## PROBLEM TO WORK ON
Restate each line word for word. Leave out every picture.

Saved entries:
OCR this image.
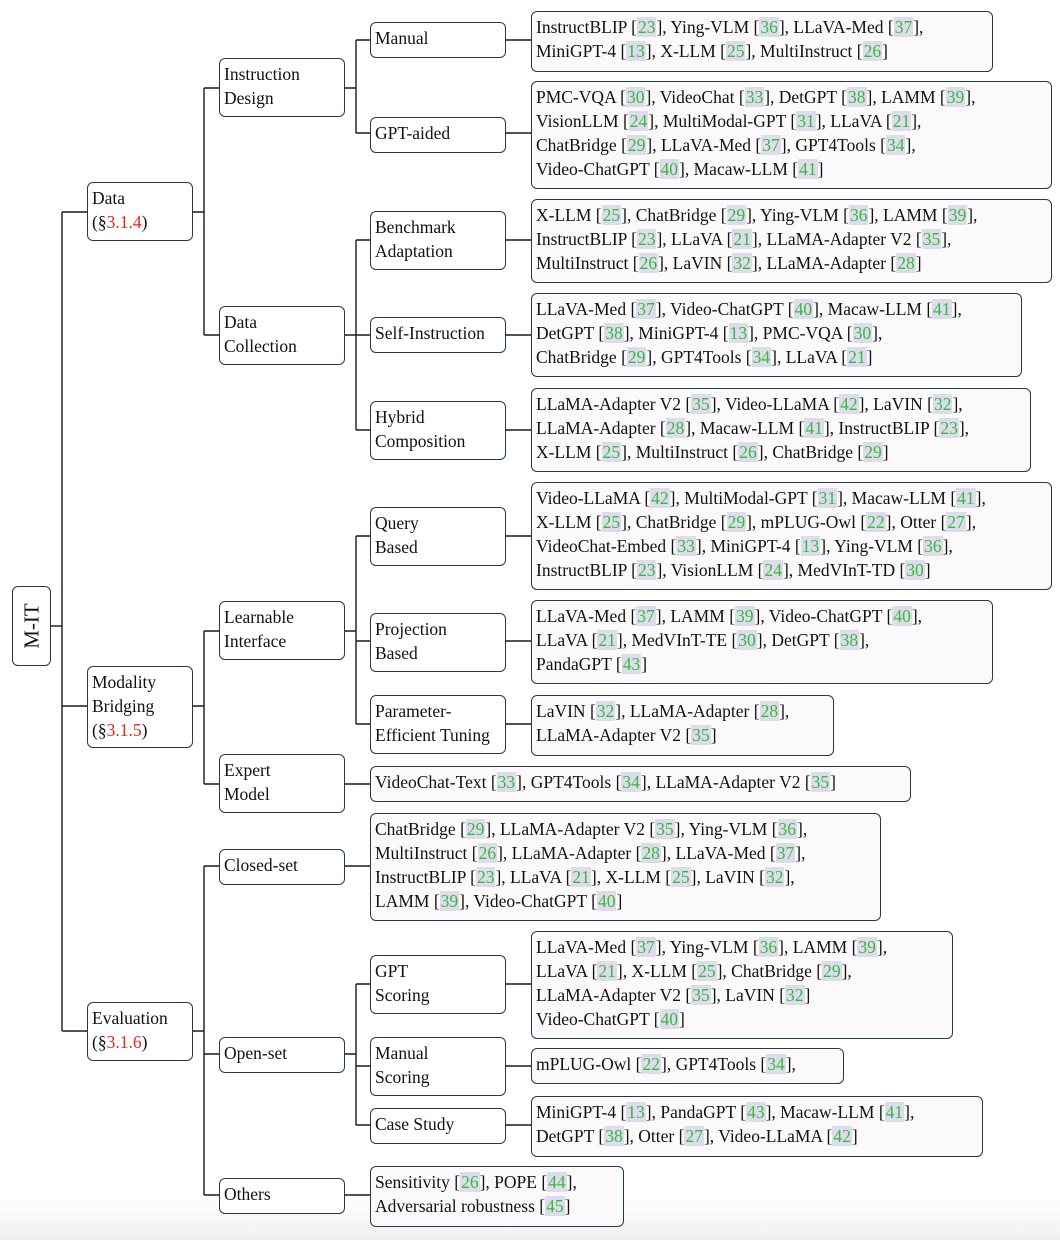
M-IT
Data
(§3.1.4)
Modality
Bridging
(§3.1.5)
Evaluation
(§3.1.6)
Instruction
Design
Data
Collection
Learnable
Interface
Expert
Model
Closed-set
Open-set
Others
Manual
GPT-aided
Benchmark
Adaptation
Self-Instruction
Hybrid
Composition
Query
Based
Projection
Based
Parameter-
Efficient Tuning
GPT
Scoring
Manual
Scoring
Case Study
InstructBLIP [23], Ying-VLM [36], LLaVA-Med [37],
MiniGPT-4 [13], X-LLM [25], MultiInstruct [26]
PMC-VQA [30], VideoChat [33], DetGPT [38], LAMM [39],
VisionLLM [24], MultiModal-GPT [31], LLaVA [21],
ChatBridge [29], LLaVA-Med [37], GPT4Tools [34],
Video-ChatGPT [40], Macaw-LLM [41]
X-LLM [25], ChatBridge [29], Ying-VLM [36], LAMM [39],
InstructBLIP [23], LLaVA [21], LLaMA-Adapter V2 [35],
MultiInstruct [26], LaVIN [32], LLaMA-Adapter [28]
LLaVA-Med [37], Video-ChatGPT [40], Macaw-LLM [41],
DetGPT [38], MiniGPT-4 [13], PMC-VQA [30],
ChatBridge [29], GPT4Tools [34], LLaVA [21]
LLaMA-Adapter V2 [35], Video-LLaMA [42], LaVIN [32],
LLaMA-Adapter [28], Macaw-LLM [41], InstructBLIP [23],
X-LLM [25], MultiInstruct [26], ChatBridge [29]
Video-LLaMA [42], MultiModal-GPT [31], Macaw-LLM [41],
X-LLM [25], ChatBridge [29], mPLUG-Owl [22], Otter [27],
VideoChat-Embed [33], MiniGPT-4 [13], Ying-VLM [36],
InstructBLIP [23], VisionLLM [24], MedVInT-TD [30]
LLaVA-Med [37], LAMM [39], Video-ChatGPT [40],
LLaVA [21], MedVInT-TE [30], DetGPT [38],
PandaGPT [43]
LaVIN [32], LLaMA-Adapter [28],
LLaMA-Adapter V2 [35]
VideoChat-Text [33], GPT4Tools [34], LLaMA-Adapter V2 [35]
ChatBridge [29], LLaMA-Adapter V2 [35], Ying-VLM [36],
MultiInstruct [26], LLaMA-Adapter [28], LLaVA-Med [37],
InstructBLIP [23], LLaVA [21], X-LLM [25], LaVIN [32],
LAMM [39], Video-ChatGPT [40]
LLaVA-Med [37], Ying-VLM [36], LAMM [39],
LLaVA [21], X-LLM [25], ChatBridge [29],
LLaMA-Adapter V2 [35], LaVIN [32]
Video-ChatGPT [40]
mPLUG-Owl [22], GPT4Tools [34],
MiniGPT-4 [13], PandaGPT [43], Macaw-LLM [41],
DetGPT [38], Otter [27], Video-LLaMA [42]
Sensitivity [26], POPE [44],
Adversarial robustness [45]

## OUTPUT BELOW
OCR this image.
M-IT
Data
(§3.1.4)
Modality
Bridging
(§3.1.5)
Evaluation
(§3.1.6)
Instruction
Design
Data
Collection
Learnable
Interface
Expert
Model
Closed-set
Open-set
Others
Manual
GPT-aided
Benchmark
Adaptation
Self-Instruction
Hybrid
Composition
Query
Based
Projection
Based
Parameter-
Efficient Tuning
GPT
Scoring
Manual
Scoring
Case Study
InstructBLIP [23], Ying-VLM [36], LLaVA-Med [37],
MiniGPT-4 [13], X-LLM [25], MultiInstruct [26]
PMC-VQA [30], VideoChat [33], DetGPT [38], LAMM [39],
VisionLLM [24], MultiModal-GPT [31], LLaVA [21],
ChatBridge [29], LLaVA-Med [37], GPT4Tools [34],
Video-ChatGPT [40], Macaw-LLM [41]
X-LLM [25], ChatBridge [29], Ying-VLM [36], LAMM [39],
InstructBLIP [23], LLaVA [21], LLaMA-Adapter V2 [35],
MultiInstruct [26], LaVIN [32], LLaMA-Adapter [28]
LLaVA-Med [37], Video-ChatGPT [40], Macaw-LLM [41],
DetGPT [38], MiniGPT-4 [13], PMC-VQA [30],
ChatBridge [29], GPT4Tools [34], LLaVA [21]
LLaMA-Adapter V2 [35], Video-LLaMA [42], LaVIN [32],
LLaMA-Adapter [28], Macaw-LLM [41], InstructBLIP [23],
X-LLM [25], MultiInstruct [26], ChatBridge [29]
Video-LLaMA [42], MultiModal-GPT [31], Macaw-LLM [41],
X-LLM [25], ChatBridge [29], mPLUG-Owl [22], Otter [27],
VideoChat-Embed [33], MiniGPT-4 [13], Ying-VLM [36],
InstructBLIP [23], VisionLLM [24], MedVInT-TD [30]
LLaVA-Med [37], LAMM [39], Video-ChatGPT [40],
LLaVA [21], MedVInT-TE [30], DetGPT [38],
PandaGPT [43]
LaVIN [32], LLaMA-Adapter [28],
LLaMA-Adapter V2 [35]
VideoChat-Text [33], GPT4Tools [34], LLaMA-Adapter V2 [35]
ChatBridge [29], LLaMA-Adapter V2 [35], Ying-VLM [36],
MultiInstruct [26], LLaMA-Adapter [28], LLaVA-Med [37],
InstructBLIP [23], LLaVA [21], X-LLM [25], LaVIN [32],
LAMM [39], Video-ChatGPT [40]
LLaVA-Med [37], Ying-VLM [36], LAMM [39],
LLaVA [21], X-LLM [25], ChatBridge [29],
LLaMA-Adapter V2 [35], LaVIN [32]
Video-ChatGPT [40]
mPLUG-Owl [22], GPT4Tools [34],
MiniGPT-4 [13], PandaGPT [43], Macaw-LLM [41],
DetGPT [38], Otter [27], Video-LLaMA [42]
Sensitivity [26], POPE [44],
Adversarial robustness [45]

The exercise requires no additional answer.